=== Tasks ===
1. For the passage on military healthcare ethics education below, decide whether each statement agrees with it: (a) the first Annex of AMedP-8.19 proposes four perspectives, one of which is the legal perspective; (b) the Australian Army has paid particular attention to ethics training for its MHPs; (c) David Whetham favors purely didactic transmission of information for teaching ethics. Answer yes or no for each and quote the deciding words of the passage.
2. Pick up the passage on military healthcare ethics education below and continue it from its last sentence.

As mentioned earlier, AMedP-8.19 contains a chapter on training and education supported by two Annexes. The first Annex describes an analytical framework that provides a holistic approach to decision making, decision recording and problem analysis in MHE. This proposed four perspectives to be considered: 1) the patient’s, 2) the clinical, 3) the legal and 4) the military/societal. A fuller description of this framework was published in 2024.59 The second Annex provides an indicative curriculum that NATO member nations may use to create an educational program for MHE for their MHPs.

Even though there is concern over the utility of LoAC as a guideline for the use of force, many armed forces still teach the subject and military ethics to their personnel. This includes the Australian Defence Force, where some limited training is undertaken as part of the single Services training courses. This can lead to inconsistencies and potential conflict between MHPs during joint deployments. While the Australian Army rightly emphasises the importance of training in ethical decision making for all its personnel, no particular attention appears to have been paid to its MHPs.60

David Whetham’s recent paper summarises the topic of military ethics across three components: the individual in the military profession; the profession at work; and the profession in society.61 He also describes the importance of teaching ethics in the context of professional and personal behaviour, based on small group discussions and personal reflection rather than purely didactic transmission of information. These educational principles also apply to teaching ethics to healthcare professionals. A systematic review of papers on education approaches to support ethical competence learning in healthcare also emphasised the importance of case studies, scenarios and group discussions.62 Edmund Howe has provided a comprehensive review of his experience teaching medical ethics across a range of themes at the Uniformed Services University of Health Sciences (USUHS) in the US.63,64 He strongly argues that students should have materials to discuss and debate in discussion groups to prepare for future careers in both medicine and the military, where new, unanticipated ethical issues will continue to arise. At the most basic level, all MHPs must be taught triage concepts in the military context and to recognise other clinical and organisational scenarios that will cause personal and professional tension.65 This is evident in the approach taken to develop Teaching Assistants for the Advanced Combat Medical Experience course for undergraduates at the Uniformed Services University of the Health Sciences and a proposed centralised pre-hospital medical directors course for senior emergency medicine physicians.66,67 We launched a new edition of the King’s Military Healthcare Ethics App at the ICMM World Congress of Military Medicine in 2024 as a free library of scenarios to support education in MHE. It is important to monitor the effectiveness of such educational interventions, especially if they are likely to reduce the risk of moral injury. These interventions may need to be specifically tailored to the professional roles, ranks and responsibilities of MHPs within a military health system.

=== Records shown ===
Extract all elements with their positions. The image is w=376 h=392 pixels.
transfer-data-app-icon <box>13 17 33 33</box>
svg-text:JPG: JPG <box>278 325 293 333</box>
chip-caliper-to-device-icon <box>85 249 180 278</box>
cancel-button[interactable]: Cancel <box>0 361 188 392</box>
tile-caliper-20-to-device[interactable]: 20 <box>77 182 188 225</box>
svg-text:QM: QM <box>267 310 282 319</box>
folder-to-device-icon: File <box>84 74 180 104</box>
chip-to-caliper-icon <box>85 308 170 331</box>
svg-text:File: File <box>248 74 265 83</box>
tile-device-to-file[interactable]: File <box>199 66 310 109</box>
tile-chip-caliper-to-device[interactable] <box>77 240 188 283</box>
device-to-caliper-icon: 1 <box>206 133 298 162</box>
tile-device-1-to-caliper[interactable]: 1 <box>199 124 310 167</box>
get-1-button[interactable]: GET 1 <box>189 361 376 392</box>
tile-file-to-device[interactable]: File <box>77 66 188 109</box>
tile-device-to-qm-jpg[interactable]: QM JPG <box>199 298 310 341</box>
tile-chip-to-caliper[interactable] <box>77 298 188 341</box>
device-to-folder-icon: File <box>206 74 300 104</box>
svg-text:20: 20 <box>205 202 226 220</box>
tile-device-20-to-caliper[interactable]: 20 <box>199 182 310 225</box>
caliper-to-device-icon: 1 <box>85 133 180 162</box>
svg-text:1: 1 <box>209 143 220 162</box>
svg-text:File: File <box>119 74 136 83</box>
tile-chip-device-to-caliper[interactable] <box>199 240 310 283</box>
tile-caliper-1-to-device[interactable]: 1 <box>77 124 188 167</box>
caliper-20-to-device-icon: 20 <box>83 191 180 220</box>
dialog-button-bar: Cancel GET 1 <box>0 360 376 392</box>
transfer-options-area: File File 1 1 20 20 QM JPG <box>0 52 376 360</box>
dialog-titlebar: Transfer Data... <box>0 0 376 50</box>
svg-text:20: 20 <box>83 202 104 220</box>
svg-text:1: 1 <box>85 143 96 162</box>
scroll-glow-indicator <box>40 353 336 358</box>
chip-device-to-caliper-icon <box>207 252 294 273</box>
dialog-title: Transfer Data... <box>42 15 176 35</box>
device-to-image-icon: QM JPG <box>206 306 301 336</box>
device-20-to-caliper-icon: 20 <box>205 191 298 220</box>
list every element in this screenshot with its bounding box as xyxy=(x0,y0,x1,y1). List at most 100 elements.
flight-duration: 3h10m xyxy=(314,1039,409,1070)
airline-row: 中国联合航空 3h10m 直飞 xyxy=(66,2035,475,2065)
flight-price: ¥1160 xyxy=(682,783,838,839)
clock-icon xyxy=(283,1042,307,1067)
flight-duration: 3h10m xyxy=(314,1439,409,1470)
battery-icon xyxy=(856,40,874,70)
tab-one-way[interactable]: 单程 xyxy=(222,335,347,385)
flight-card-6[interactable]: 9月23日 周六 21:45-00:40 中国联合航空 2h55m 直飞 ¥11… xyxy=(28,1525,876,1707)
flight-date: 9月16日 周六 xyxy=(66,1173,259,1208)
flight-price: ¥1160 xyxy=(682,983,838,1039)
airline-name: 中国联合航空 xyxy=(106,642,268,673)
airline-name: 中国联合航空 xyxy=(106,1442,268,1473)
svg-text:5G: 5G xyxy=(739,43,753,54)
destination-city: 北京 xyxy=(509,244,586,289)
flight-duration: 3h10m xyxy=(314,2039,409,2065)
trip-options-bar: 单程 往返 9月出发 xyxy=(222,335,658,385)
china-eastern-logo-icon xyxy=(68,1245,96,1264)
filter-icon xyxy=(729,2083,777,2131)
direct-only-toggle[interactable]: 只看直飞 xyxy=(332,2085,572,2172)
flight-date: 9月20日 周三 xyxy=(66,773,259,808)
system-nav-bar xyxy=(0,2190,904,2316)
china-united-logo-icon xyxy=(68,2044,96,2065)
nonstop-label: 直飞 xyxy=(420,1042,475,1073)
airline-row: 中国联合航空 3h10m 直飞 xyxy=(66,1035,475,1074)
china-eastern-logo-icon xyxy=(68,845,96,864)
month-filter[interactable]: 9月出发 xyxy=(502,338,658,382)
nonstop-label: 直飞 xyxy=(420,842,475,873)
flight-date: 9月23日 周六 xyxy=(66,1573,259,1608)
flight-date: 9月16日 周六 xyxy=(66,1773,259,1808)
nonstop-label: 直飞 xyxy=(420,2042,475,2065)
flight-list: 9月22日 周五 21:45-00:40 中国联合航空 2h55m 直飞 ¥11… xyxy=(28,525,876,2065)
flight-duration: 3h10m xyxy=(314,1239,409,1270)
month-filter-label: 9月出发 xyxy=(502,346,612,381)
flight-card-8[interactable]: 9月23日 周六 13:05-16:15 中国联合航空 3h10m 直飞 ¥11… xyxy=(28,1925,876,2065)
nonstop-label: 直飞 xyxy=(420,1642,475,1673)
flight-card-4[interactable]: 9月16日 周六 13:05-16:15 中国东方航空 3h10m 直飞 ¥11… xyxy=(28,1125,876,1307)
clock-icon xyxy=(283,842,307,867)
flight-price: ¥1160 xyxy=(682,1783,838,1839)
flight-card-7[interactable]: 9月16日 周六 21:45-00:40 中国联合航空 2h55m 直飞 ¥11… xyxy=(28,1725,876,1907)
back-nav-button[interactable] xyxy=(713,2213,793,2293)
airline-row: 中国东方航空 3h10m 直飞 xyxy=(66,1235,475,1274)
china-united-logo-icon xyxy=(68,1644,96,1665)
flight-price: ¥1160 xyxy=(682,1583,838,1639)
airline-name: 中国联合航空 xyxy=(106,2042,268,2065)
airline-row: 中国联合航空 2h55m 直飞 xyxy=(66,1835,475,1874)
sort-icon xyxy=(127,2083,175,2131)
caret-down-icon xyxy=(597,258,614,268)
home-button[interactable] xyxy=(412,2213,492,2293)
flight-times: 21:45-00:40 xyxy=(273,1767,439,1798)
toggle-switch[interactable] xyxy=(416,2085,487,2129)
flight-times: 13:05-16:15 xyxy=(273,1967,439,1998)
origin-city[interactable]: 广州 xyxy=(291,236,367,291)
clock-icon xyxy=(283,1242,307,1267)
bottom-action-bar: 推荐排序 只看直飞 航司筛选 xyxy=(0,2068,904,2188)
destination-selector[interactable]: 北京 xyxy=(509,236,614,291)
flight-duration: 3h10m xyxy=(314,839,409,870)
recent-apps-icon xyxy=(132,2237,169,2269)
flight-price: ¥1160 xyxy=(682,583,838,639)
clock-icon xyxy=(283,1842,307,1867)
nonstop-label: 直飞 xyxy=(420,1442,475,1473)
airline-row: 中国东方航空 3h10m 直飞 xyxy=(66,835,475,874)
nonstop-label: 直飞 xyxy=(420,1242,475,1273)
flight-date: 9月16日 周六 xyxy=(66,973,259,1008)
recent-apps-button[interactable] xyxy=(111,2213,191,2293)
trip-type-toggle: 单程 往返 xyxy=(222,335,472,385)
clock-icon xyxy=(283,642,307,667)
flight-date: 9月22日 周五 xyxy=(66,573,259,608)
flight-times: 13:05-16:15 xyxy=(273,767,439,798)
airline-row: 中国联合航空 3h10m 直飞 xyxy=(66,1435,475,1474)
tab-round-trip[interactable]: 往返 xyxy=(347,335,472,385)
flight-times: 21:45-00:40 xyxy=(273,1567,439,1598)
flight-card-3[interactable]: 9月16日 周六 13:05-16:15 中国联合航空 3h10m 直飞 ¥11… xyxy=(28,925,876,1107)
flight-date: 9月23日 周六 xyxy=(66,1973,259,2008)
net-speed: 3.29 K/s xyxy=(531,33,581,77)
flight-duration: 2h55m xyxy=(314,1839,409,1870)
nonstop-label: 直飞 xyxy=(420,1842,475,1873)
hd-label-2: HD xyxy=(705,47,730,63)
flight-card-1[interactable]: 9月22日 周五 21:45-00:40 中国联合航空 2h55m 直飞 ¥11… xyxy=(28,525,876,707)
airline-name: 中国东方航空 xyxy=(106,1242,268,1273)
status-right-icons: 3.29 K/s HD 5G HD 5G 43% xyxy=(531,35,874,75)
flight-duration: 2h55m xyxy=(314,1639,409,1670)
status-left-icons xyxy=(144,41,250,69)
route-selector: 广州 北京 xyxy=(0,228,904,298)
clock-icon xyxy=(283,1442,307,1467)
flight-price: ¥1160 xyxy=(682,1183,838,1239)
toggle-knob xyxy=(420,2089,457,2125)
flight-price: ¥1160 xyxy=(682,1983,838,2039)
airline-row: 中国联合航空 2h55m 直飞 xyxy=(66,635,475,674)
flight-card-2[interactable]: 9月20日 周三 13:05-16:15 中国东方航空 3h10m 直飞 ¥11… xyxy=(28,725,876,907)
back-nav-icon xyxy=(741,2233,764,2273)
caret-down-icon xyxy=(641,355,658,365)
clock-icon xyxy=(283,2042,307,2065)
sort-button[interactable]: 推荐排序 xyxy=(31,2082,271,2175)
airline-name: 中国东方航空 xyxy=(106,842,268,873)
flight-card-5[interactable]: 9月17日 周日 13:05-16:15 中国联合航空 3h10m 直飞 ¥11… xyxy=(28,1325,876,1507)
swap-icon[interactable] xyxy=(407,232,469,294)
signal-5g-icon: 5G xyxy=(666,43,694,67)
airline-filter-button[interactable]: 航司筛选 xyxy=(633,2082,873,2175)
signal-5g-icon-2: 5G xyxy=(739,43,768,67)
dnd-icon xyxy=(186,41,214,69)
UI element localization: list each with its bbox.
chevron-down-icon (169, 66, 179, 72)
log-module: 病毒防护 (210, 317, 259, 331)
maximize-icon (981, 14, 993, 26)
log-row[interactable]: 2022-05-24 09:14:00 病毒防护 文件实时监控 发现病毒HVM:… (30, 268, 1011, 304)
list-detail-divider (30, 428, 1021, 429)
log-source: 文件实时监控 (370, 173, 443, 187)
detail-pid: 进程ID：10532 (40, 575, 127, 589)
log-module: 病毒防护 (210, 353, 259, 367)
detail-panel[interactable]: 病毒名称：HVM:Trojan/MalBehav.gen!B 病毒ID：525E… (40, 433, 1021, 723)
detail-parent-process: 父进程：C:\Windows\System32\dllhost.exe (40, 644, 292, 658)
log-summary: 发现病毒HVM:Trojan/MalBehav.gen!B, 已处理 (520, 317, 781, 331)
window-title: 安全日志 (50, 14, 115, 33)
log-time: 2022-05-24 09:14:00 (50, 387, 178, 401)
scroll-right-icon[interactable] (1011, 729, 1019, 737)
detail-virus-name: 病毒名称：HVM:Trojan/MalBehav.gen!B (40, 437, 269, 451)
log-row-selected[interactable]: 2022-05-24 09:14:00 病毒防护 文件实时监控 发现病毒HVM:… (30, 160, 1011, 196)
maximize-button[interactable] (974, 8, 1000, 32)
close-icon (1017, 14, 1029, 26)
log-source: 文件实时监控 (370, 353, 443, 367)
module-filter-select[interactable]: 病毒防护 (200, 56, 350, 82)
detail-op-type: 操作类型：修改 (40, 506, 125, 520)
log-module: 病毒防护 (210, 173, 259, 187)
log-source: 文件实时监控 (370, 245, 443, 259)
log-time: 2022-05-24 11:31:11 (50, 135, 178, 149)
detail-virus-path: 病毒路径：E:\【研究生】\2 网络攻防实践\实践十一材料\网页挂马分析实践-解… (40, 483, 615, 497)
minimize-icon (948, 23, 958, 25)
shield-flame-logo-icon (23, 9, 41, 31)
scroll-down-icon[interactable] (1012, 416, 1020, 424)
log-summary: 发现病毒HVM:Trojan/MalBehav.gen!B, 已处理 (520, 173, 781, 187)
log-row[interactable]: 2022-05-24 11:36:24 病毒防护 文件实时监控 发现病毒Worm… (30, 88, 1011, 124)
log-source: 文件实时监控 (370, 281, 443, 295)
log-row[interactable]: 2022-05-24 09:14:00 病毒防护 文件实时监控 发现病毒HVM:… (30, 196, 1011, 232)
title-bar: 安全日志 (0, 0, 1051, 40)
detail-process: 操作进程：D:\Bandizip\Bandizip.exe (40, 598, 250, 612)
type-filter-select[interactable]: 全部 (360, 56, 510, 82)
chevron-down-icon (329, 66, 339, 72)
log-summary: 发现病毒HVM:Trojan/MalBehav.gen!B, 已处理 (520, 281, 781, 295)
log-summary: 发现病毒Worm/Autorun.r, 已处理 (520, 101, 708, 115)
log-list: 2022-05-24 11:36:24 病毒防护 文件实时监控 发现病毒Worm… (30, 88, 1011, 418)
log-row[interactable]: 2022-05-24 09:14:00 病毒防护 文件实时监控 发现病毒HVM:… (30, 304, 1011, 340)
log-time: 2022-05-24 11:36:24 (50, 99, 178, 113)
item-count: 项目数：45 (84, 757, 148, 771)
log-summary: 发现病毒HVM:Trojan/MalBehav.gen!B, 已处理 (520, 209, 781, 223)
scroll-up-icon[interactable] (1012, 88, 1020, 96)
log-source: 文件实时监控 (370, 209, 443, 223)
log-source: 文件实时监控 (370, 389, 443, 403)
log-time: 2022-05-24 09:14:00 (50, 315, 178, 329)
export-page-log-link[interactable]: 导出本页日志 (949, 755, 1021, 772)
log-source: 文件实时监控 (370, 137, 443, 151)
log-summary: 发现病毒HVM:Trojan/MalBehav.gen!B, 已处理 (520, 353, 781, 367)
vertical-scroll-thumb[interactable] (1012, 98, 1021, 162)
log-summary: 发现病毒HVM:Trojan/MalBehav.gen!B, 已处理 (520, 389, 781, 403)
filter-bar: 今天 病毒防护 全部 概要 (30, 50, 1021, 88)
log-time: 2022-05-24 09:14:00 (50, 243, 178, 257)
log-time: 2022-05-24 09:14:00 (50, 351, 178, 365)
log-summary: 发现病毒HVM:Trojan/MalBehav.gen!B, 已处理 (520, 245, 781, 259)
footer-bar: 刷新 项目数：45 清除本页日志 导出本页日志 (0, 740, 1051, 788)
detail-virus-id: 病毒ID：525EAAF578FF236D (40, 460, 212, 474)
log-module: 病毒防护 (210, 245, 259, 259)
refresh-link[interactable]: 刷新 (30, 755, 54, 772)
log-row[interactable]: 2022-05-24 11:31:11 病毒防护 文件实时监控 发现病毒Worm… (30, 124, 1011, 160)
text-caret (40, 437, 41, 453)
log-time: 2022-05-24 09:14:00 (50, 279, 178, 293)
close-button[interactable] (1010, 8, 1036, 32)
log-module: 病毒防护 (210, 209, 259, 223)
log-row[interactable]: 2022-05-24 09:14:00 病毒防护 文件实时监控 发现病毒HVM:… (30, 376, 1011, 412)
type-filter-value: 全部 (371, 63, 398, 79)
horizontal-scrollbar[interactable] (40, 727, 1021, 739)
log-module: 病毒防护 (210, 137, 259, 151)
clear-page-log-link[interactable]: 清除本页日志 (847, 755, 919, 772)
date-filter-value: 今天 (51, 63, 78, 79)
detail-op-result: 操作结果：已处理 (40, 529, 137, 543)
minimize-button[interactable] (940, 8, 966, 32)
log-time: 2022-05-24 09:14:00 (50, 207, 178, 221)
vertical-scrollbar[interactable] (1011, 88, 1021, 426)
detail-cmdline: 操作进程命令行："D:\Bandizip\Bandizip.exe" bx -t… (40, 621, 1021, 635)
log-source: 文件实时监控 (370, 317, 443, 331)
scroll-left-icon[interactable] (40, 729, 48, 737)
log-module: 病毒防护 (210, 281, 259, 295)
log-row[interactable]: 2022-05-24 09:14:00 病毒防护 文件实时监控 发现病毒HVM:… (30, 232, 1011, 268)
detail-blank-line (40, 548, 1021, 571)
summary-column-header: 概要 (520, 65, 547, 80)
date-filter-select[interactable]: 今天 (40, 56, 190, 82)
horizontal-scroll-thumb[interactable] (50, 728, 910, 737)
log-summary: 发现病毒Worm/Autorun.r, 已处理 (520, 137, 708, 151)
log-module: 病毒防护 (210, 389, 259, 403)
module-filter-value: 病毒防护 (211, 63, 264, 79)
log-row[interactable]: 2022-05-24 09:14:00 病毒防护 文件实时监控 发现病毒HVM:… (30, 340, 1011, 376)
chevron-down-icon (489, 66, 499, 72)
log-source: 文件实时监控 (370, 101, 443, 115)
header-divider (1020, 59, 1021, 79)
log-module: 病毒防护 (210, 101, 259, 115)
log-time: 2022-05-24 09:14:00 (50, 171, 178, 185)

=== Responses ===
1.
(a) Yes: "This proposed four perspectives to be considered: 1) the patient’s, 2) the clinical, 3) the legal and 4) the military/societal."
(b) No: "no particular attention appears to have been paid to its MHPs."
(c) No: "based on small group discussions and personal reflection rather than purely didactic transmission of information."

2.
Conclusion

This paper provides an update on contemporary issues in MHE and builds on the themes from the paper published in the JMVH in 2022. It highlights the recently published AMedP-8.19 on MHE as a source of guidance for MHE for NATO members and partners. MHPs will inevitably face ethical tensions both because of their ‘dual loyalty’ to the military and health professions, and because of the changing nature of warfare. The issues highlighted in this paper do not represent a fundamental new approach towards MHE, but rather an explanation that the increased threats to national security have changed the context, pace of change, technological integration and cumulative moral burden that may face MHPs in the future. Readers of this paper should consider how they and their organisations embed MHE education into their MHP educational programs to improve their resilience and operational effectiveness.